#### Stored data:
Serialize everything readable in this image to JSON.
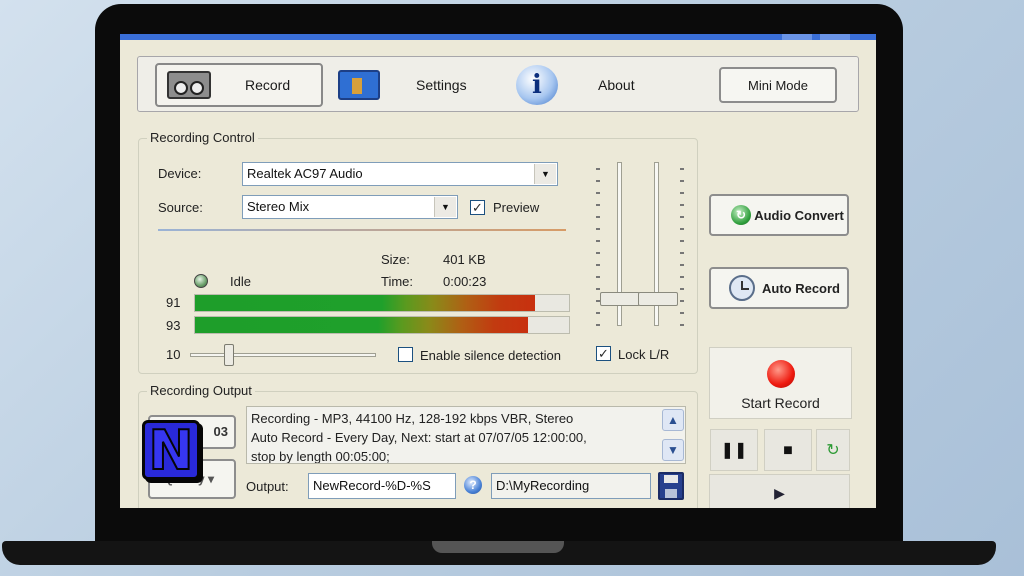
{
  "toolbar": {
    "record_label": "Record",
    "settings_label": "Settings",
    "about_label": "About",
    "mini_mode_label": "Mini Mode"
  },
  "recording_control": {
    "title": "Recording Control",
    "device_label": "Device:",
    "device_value": "Realtek AC97 Audio",
    "source_label": "Source:",
    "source_value": "Stereo Mix",
    "preview_label": "Preview",
    "preview_checked": true,
    "status": "Idle",
    "size_label": "Size:",
    "size_value": "401 KB",
    "time_label": "Time:",
    "time_value": "0:00:23",
    "meter_left_value": "91",
    "meter_right_value": "93",
    "meter_left_level": 0.91,
    "meter_right_level": 0.89,
    "silence_threshold": "10",
    "silence_label": "Enable silence detection",
    "silence_checked": false,
    "lock_label": "Lock L/R",
    "lock_checked": true
  },
  "side_buttons": {
    "audio_convert": "Audio Convert",
    "auto_record": "Auto Record",
    "start_record": "Start Record"
  },
  "recording_output": {
    "title": "Recording Output",
    "format_button": "03",
    "quality_button": "Quality",
    "info_lines": [
      "Recording - MP3, 44100 Hz, 128-192 kbps VBR, Stereo",
      "Auto Record - Every Day, Next: start at 07/07/05 12:00:00,",
      "stop by length 00:05:00;"
    ],
    "output_label": "Output:",
    "output_filename": "NewRecord-%D-%S",
    "output_folder": "D:\\MyRecording"
  },
  "logo": {
    "letter": "N"
  },
  "colors": {
    "window_bg": "#ece9d8",
    "record_red": "#ee1a0f",
    "meter_green": "#1e9e2a",
    "meter_red": "#c8300f",
    "logo_blue": "#2929d8"
  },
  "icons": {
    "record": "cassette-tape-icon",
    "settings": "folder-settings-icon",
    "about": "info-icon",
    "audio_convert": "convert-icon",
    "auto_record": "clock-icon",
    "pause": "pause-icon",
    "stop": "stop-icon",
    "play": "play-icon",
    "save": "save-disk-icon",
    "help": "help-icon"
  }
}
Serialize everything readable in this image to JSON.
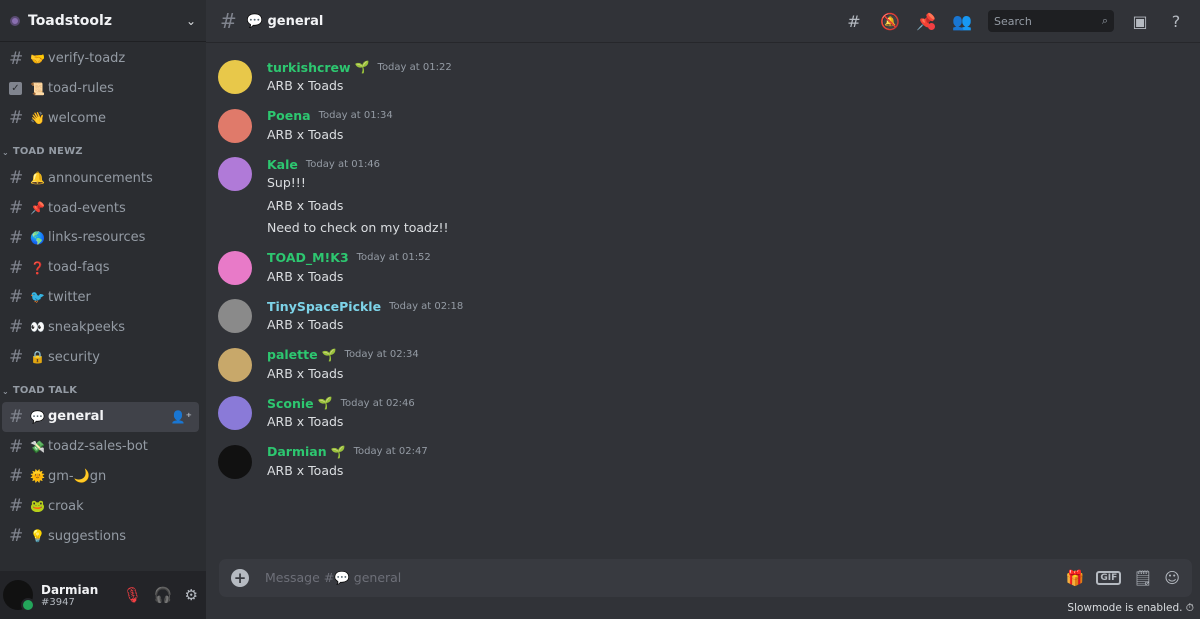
{
  "server": {
    "name": "Toadstoolz"
  },
  "channels_top": [
    {
      "name": "verify-toadz",
      "emoji": "🤝",
      "kind": "hash"
    },
    {
      "name": "toad-rules",
      "emoji": "📜",
      "kind": "check"
    },
    {
      "name": "welcome",
      "emoji": "👋",
      "kind": "hash"
    }
  ],
  "category1": {
    "name": "TOAD NEWZ"
  },
  "channels_newz": [
    {
      "name": "announcements",
      "emoji": "🔔"
    },
    {
      "name": "toad-events",
      "emoji": "📌"
    },
    {
      "name": "links-resources",
      "emoji": "🌎"
    },
    {
      "name": "toad-faqs",
      "emoji": "❓"
    },
    {
      "name": "twitter",
      "emoji": "🐦"
    },
    {
      "name": "sneakpeeks",
      "emoji": "👀"
    },
    {
      "name": "security",
      "emoji": "🔒"
    }
  ],
  "category2": {
    "name": "TOAD TALK"
  },
  "channels_talk": [
    {
      "name": "general",
      "emoji": "💬",
      "active": true
    },
    {
      "name": "toadz-sales-bot",
      "emoji": "💸"
    },
    {
      "name": "gm-🌙gn",
      "emoji": "🌞"
    },
    {
      "name": "croak",
      "emoji": "🐸"
    },
    {
      "name": "suggestions",
      "emoji": "💡"
    }
  ],
  "user": {
    "name": "Darmian",
    "tag": "#3947"
  },
  "header": {
    "channel": "💬 general",
    "search_placeholder": "Search"
  },
  "messages": [
    {
      "author": "turkishcrew",
      "badge": true,
      "time": "Today at 01:22",
      "lines": [
        "ARB x Toads"
      ],
      "avatar": "#e8c84a",
      "color": "#2dc770"
    },
    {
      "author": "Poena",
      "badge": false,
      "time": "Today at 01:34",
      "lines": [
        "ARB x Toads"
      ],
      "avatar": "#e07a6a",
      "color": "#2dc770"
    },
    {
      "author": "Kale",
      "badge": false,
      "time": "Today at 01:46",
      "lines": [
        "Sup!!!",
        "ARB x Toads",
        "Need to check on my toadz!!"
      ],
      "avatar": "#b07ad8",
      "color": "#2dc770"
    },
    {
      "author": "TOAD_M!K3",
      "badge": false,
      "time": "Today at 01:52",
      "lines": [
        "ARB x Toads"
      ],
      "avatar": "#e87ac8",
      "color": "#2dc770"
    },
    {
      "author": "TinySpacePickle",
      "badge": false,
      "time": "Today at 02:18",
      "lines": [
        "ARB x Toads"
      ],
      "avatar": "#8a8a8a",
      "color": "#7dd3e8"
    },
    {
      "author": "palette",
      "badge": true,
      "time": "Today at 02:34",
      "lines": [
        "ARB x Toads"
      ],
      "avatar": "#c8a86a",
      "color": "#2dc770"
    },
    {
      "author": "Sconie",
      "badge": true,
      "time": "Today at 02:46",
      "lines": [
        "ARB x Toads"
      ],
      "avatar": "#8a7ad8",
      "color": "#2dc770"
    },
    {
      "author": "Darmian",
      "badge": true,
      "time": "Today at 02:47",
      "lines": [
        "ARB x Toads"
      ],
      "avatar": "#111111",
      "color": "#2dc770"
    }
  ],
  "composer": {
    "placeholder": "Message #💬 general",
    "slowmode": "Slowmode is enabled."
  }
}
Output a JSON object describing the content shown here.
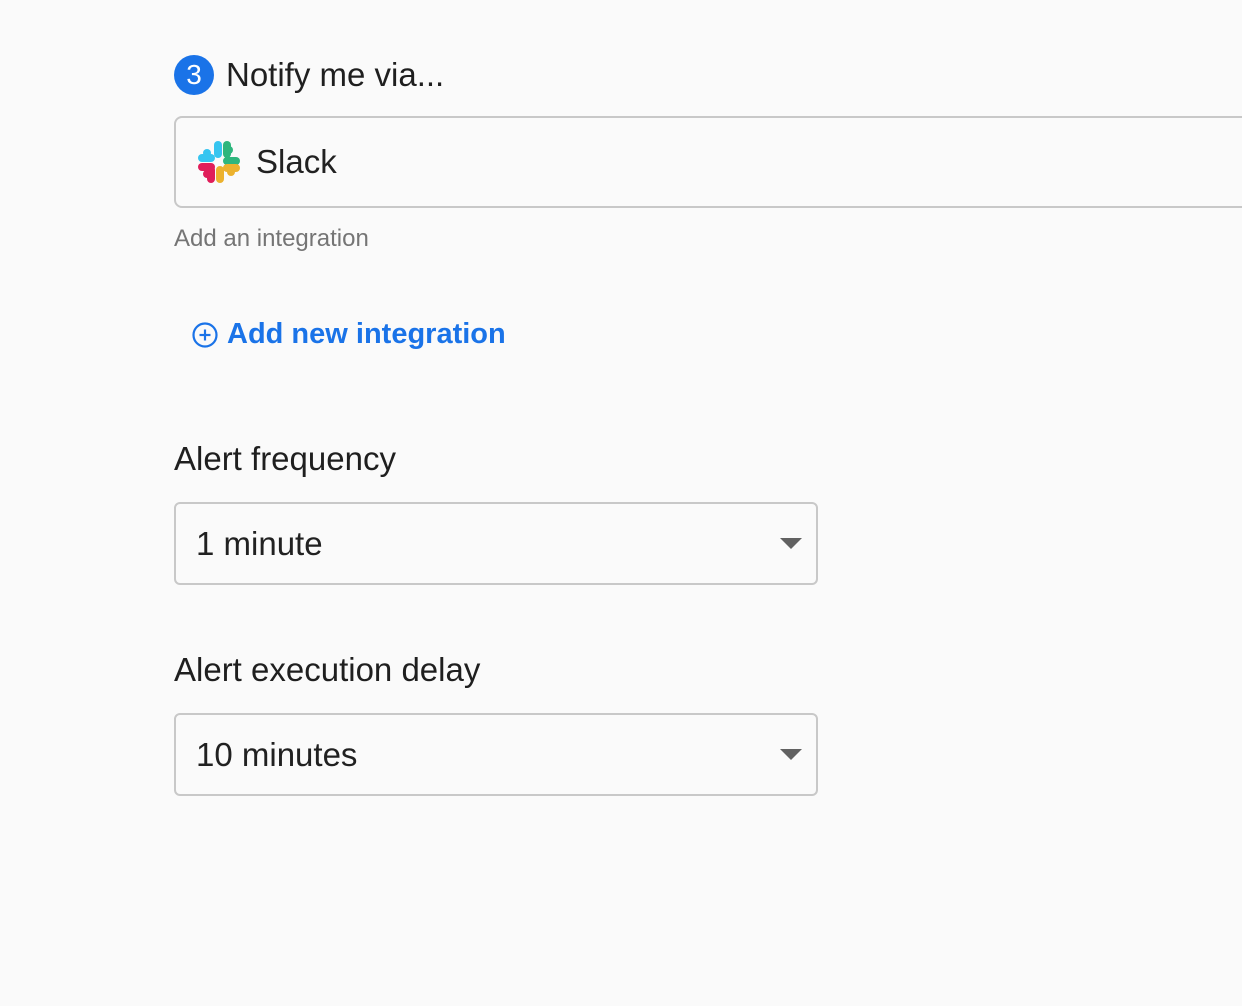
{
  "notify_section": {
    "step_number": "3",
    "title": "Notify me via...",
    "integration": {
      "name": "Slack",
      "icon": "slack-logo-icon"
    },
    "helper_text": "Add an integration",
    "add_integration_label": "Add new integration",
    "add_icon": "plus-circle-icon"
  },
  "alert_frequency": {
    "label": "Alert frequency",
    "value": "1 minute"
  },
  "alert_delay": {
    "label": "Alert execution delay",
    "value": "10 minutes"
  },
  "colors": {
    "accent": "#1a73e8",
    "background": "#fafafa",
    "border": "#c8c8c8",
    "helper_text": "#757575"
  }
}
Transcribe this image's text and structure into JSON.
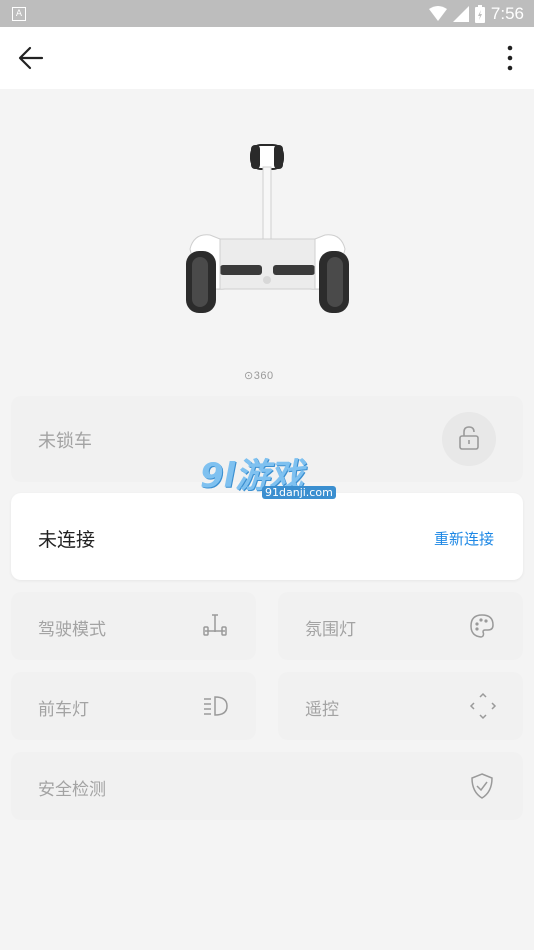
{
  "status_bar": {
    "time": "7:56",
    "app_badge": "A"
  },
  "app_bar": {
    "back_icon": "arrow-left-icon",
    "menu_icon": "more-vert-icon"
  },
  "hero": {
    "brand": "⊙360"
  },
  "lock_card": {
    "label": "未锁车",
    "icon": "unlock-icon"
  },
  "connection_card": {
    "status": "未连接",
    "action": "重新连接",
    "accent": "#1e88e5"
  },
  "features": [
    {
      "label": "驾驶模式",
      "icon": "scooter-mode-icon"
    },
    {
      "label": "氛围灯",
      "icon": "palette-icon"
    },
    {
      "label": "前车灯",
      "icon": "headlight-icon"
    },
    {
      "label": "遥控",
      "icon": "remote-control-icon"
    },
    {
      "label": "安全检测",
      "icon": "shield-check-icon"
    }
  ],
  "watermark": {
    "main": "9l游戏",
    "sub": "91danji.com"
  }
}
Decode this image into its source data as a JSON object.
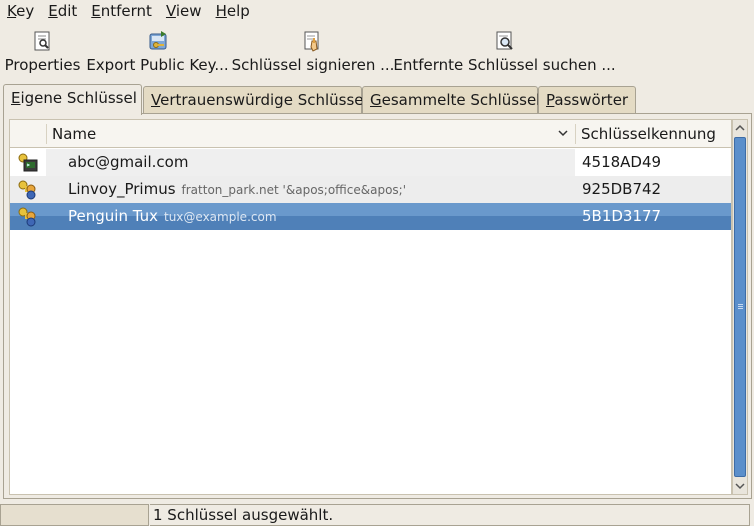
{
  "menubar": {
    "items": [
      {
        "mnemonic": "K",
        "rest": "ey"
      },
      {
        "mnemonic": "E",
        "rest": "dit"
      },
      {
        "mnemonic": "E",
        "rest": "ntfernt"
      },
      {
        "mnemonic": "V",
        "rest": "iew"
      },
      {
        "mnemonic": "H",
        "rest": "elp"
      }
    ]
  },
  "toolbar": {
    "properties_label": "Properties",
    "export_label": "Export Public Key...",
    "sign_label": "Schlüssel signieren ...",
    "search_label": "Entfernte Schlüssel suchen ..."
  },
  "tabs": [
    {
      "mnemonic": "E",
      "rest": "igene Schlüssel",
      "active": true
    },
    {
      "mnemonic": "V",
      "rest": "ertrauenswürdige Schlüssel",
      "active": false
    },
    {
      "mnemonic": "G",
      "rest": "esammelte Schlüssel",
      "active": false
    },
    {
      "mnemonic": "P",
      "rest": "asswörter",
      "active": false
    }
  ],
  "list": {
    "col_name": "Name",
    "col_id": "Schlüsselkennung",
    "rows": [
      {
        "name": "abc@gmail.com",
        "sub": "",
        "id": "4518AD49",
        "icon": "key-terminal-icon"
      },
      {
        "name": "Linvoy_Primus",
        "sub": "fratton_park.net  '&apos;office&apos;'",
        "id": "925DB742",
        "icon": "key-pair-icon"
      },
      {
        "name": "Penguin Tux",
        "sub": "tux@example.com",
        "id": "5B1D3177",
        "icon": "key-pair-icon"
      }
    ],
    "selected_index": 2
  },
  "statusbar": {
    "text": "1 Schlüssel ausgewählt."
  },
  "colors": {
    "selection": "#4f80b8",
    "scroll_thumb": "#5b8fcb",
    "background": "#efebe3"
  }
}
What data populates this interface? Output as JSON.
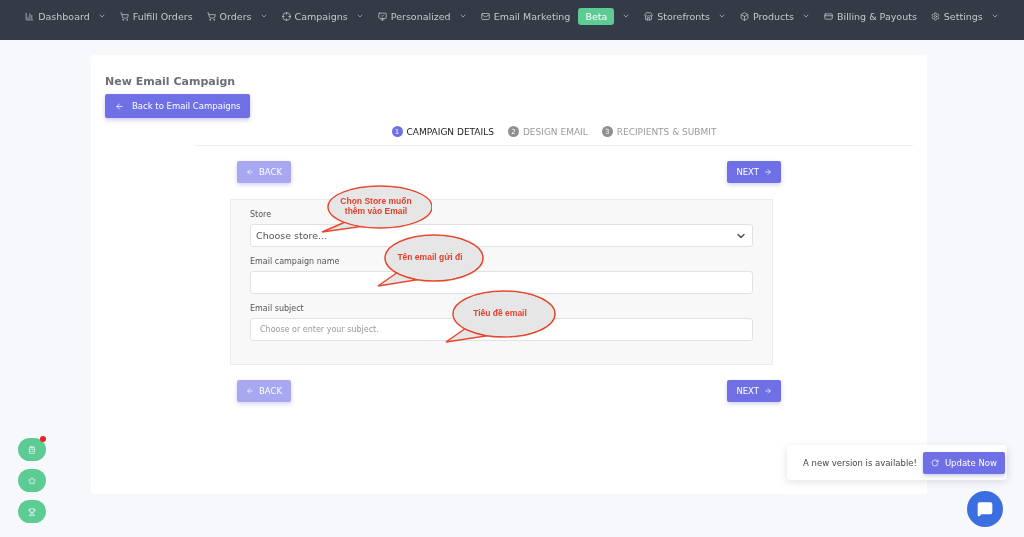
{
  "nav": [
    {
      "label": "Dashboard",
      "has_menu": true
    },
    {
      "label": "Fulfill Orders",
      "has_menu": false
    },
    {
      "label": "Orders",
      "has_menu": true
    },
    {
      "label": "Campaigns",
      "has_menu": true
    },
    {
      "label": "Personalized",
      "has_menu": true
    },
    {
      "label": "Email Marketing",
      "has_menu": true,
      "badge": "Beta"
    },
    {
      "label": "Storefronts",
      "has_menu": true
    },
    {
      "label": "Products",
      "has_menu": true
    },
    {
      "label": "Billing & Payouts",
      "has_menu": false
    },
    {
      "label": "Settings",
      "has_menu": true
    }
  ],
  "page": {
    "title": "New Email Campaign",
    "back_button": "Back to Email Campaigns"
  },
  "steps": [
    {
      "number": "1",
      "label": "CAMPAIGN DETAILS",
      "selected": true
    },
    {
      "number": "2",
      "label": "DESIGN EMAIL",
      "selected": false
    },
    {
      "number": "3",
      "label": "RECIPIENTS & SUBMIT",
      "selected": false
    }
  ],
  "nav_buttons": [
    {
      "back": "BACK",
      "next": "NEXT",
      "back_disabled": true
    },
    {
      "back": "BACK",
      "next": "NEXT",
      "back_disabled": true
    }
  ],
  "form": {
    "fields": [
      {
        "kind": "select",
        "label": "Store",
        "value": "Choose store..."
      },
      {
        "kind": "text",
        "label": "Email campaign name"
      },
      {
        "kind": "text",
        "label": "Email subject",
        "placeholder": "Choose or enter your subject."
      }
    ]
  },
  "callouts": [
    {
      "text": "Chọn Store muốn thêm vào Email"
    },
    {
      "text": "Tên email gửi đi"
    },
    {
      "text": "Tiêu đề email"
    }
  ],
  "side_buttons": [
    {
      "has_dot": true
    },
    {
      "has_dot": false
    },
    {
      "has_dot": false
    }
  ],
  "toast": {
    "text": "A new version is available!",
    "button": "Update Now"
  }
}
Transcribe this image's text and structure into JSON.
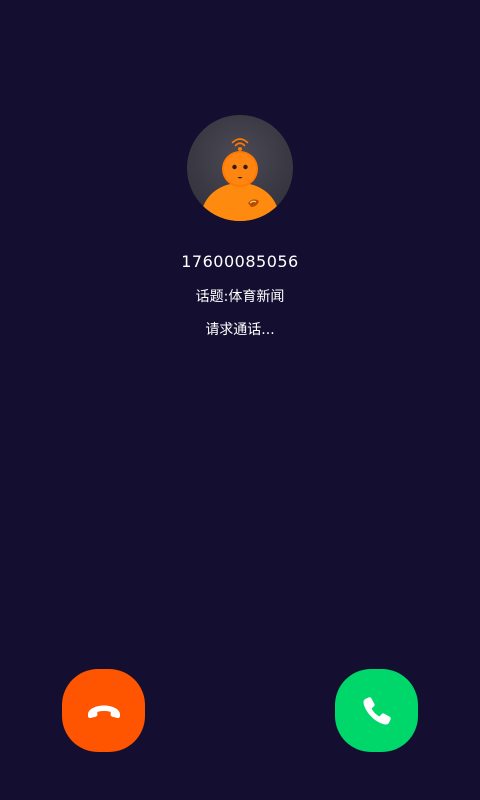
{
  "caller": {
    "phone_number": "17600085056",
    "topic": "话题:体育新闻",
    "status": "请求通话..."
  },
  "actions": {
    "decline": {
      "icon": "hang-up-icon"
    },
    "accept": {
      "icon": "phone-icon"
    }
  },
  "colors": {
    "background": "#140f31",
    "decline": "#ff5500",
    "accept": "#00d76b",
    "avatar_accent": "#ff7a00"
  }
}
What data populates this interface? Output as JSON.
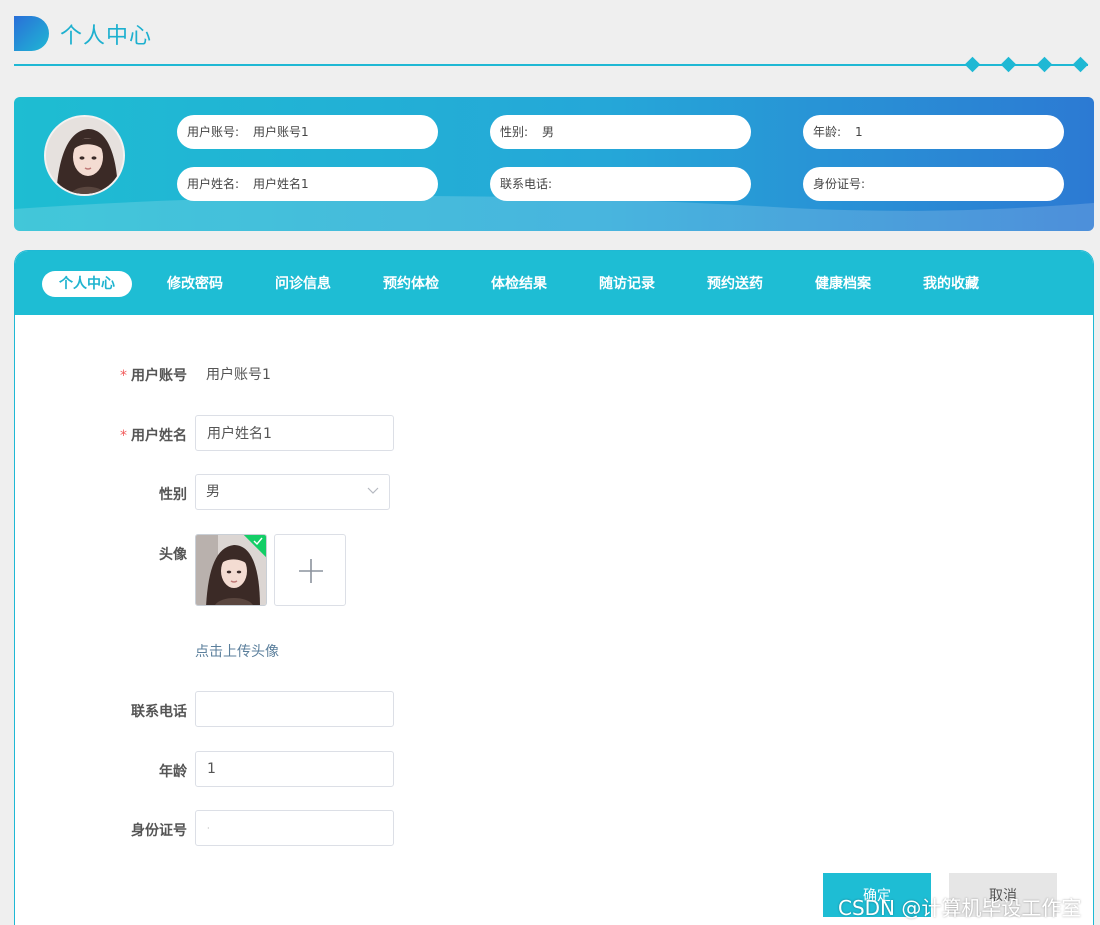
{
  "header": {
    "title": "个人中心"
  },
  "profile": {
    "account_label": "用户账号:",
    "account_value": "用户账号1",
    "gender_label": "性别:",
    "gender_value": "男",
    "age_label": "年龄:",
    "age_value": "1",
    "name_label": "用户姓名:",
    "name_value": "用户姓名1",
    "phone_label": "联系电话:",
    "phone_value": "",
    "idcard_label": "身份证号:",
    "idcard_value": ""
  },
  "tabs": [
    {
      "label": "个人中心",
      "active": true
    },
    {
      "label": "修改密码"
    },
    {
      "label": "问诊信息"
    },
    {
      "label": "预约体检"
    },
    {
      "label": "体检结果"
    },
    {
      "label": "随访记录"
    },
    {
      "label": "预约送药"
    },
    {
      "label": "健康档案"
    },
    {
      "label": "我的收藏"
    }
  ],
  "form": {
    "account_label": "用户账号",
    "account_value": "用户账号1",
    "name_label": "用户姓名",
    "name_value": "用户姓名1",
    "gender_label": "性别",
    "gender_value": "男",
    "avatar_label": "头像",
    "upload_hint": "点击上传头像",
    "phone_label": "联系电话",
    "phone_value": "",
    "age_label": "年龄",
    "age_value": "1",
    "idcard_label": "身份证号",
    "idcard_value": "·",
    "required_mark": "*"
  },
  "buttons": {
    "confirm": "确定",
    "cancel": "取消"
  },
  "watermark": "CSDN @计算机毕设工作室",
  "colors": {
    "accent": "#1ebdd4",
    "title": "#1db0cf",
    "banner_end": "#2c7ad3",
    "required": "#f15a5a",
    "upload_success": "#13ce66"
  }
}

#### Set exercise:
Which lines of the data include "身份证号"? Copy each of them.

#### Answer for this exercise:
    "idcard_label": "身份证号:",
    "idcard_label": "身份证号",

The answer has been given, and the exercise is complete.